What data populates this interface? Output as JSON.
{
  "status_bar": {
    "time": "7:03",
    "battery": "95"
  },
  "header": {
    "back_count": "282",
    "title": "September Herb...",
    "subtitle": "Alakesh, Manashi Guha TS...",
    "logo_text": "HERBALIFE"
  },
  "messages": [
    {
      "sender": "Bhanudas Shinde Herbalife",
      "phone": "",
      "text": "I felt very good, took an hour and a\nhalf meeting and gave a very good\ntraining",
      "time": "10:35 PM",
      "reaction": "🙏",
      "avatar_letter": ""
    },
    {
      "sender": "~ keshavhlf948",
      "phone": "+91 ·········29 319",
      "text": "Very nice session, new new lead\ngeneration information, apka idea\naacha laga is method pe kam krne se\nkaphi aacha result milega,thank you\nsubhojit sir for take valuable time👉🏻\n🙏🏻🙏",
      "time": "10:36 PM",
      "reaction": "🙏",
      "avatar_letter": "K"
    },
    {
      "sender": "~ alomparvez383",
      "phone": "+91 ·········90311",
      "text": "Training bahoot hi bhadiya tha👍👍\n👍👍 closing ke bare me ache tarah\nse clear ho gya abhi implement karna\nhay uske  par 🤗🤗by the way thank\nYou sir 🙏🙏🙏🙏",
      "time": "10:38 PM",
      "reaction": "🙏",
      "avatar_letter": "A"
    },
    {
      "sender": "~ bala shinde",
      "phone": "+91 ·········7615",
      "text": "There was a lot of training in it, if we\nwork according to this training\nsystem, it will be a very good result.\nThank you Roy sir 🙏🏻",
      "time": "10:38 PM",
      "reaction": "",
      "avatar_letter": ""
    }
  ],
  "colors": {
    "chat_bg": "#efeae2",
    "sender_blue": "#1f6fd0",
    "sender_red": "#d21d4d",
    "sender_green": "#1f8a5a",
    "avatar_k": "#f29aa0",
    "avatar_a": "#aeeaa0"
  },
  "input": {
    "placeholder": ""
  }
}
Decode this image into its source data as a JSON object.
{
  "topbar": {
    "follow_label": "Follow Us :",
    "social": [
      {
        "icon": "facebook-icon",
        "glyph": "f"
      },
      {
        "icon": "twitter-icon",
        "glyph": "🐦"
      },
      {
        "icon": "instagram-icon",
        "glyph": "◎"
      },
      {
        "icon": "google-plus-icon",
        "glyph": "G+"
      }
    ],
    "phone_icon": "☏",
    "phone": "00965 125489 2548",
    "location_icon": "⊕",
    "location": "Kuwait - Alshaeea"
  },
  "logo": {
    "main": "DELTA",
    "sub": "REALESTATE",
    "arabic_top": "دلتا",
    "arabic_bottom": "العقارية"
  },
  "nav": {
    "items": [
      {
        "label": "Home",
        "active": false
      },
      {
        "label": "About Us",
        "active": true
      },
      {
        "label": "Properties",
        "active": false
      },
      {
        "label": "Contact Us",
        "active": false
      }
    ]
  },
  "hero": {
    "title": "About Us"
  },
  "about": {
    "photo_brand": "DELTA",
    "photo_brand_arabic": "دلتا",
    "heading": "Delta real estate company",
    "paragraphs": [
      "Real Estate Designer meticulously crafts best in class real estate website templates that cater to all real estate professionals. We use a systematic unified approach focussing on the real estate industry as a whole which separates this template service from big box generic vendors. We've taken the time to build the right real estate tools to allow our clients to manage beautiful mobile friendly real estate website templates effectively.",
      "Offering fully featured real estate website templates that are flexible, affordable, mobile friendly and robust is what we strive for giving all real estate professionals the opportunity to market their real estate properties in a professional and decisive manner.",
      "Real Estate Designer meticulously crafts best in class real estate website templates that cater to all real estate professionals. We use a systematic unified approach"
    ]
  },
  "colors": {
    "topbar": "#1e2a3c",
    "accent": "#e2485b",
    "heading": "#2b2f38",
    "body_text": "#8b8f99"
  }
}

**THE PROBLEM:**
Search the entries for the word "good" and copy every line that has it.

**COMPLETE RESPONSE:**
      "text": "I felt very good, took an hour and a\nhalf meeting and gave a very good\ntraining",
      "text": "There was a lot of training in it, if we\nwork according to this training\nsystem, it will be a very good result.\nThank you Roy sir 🙏🏻",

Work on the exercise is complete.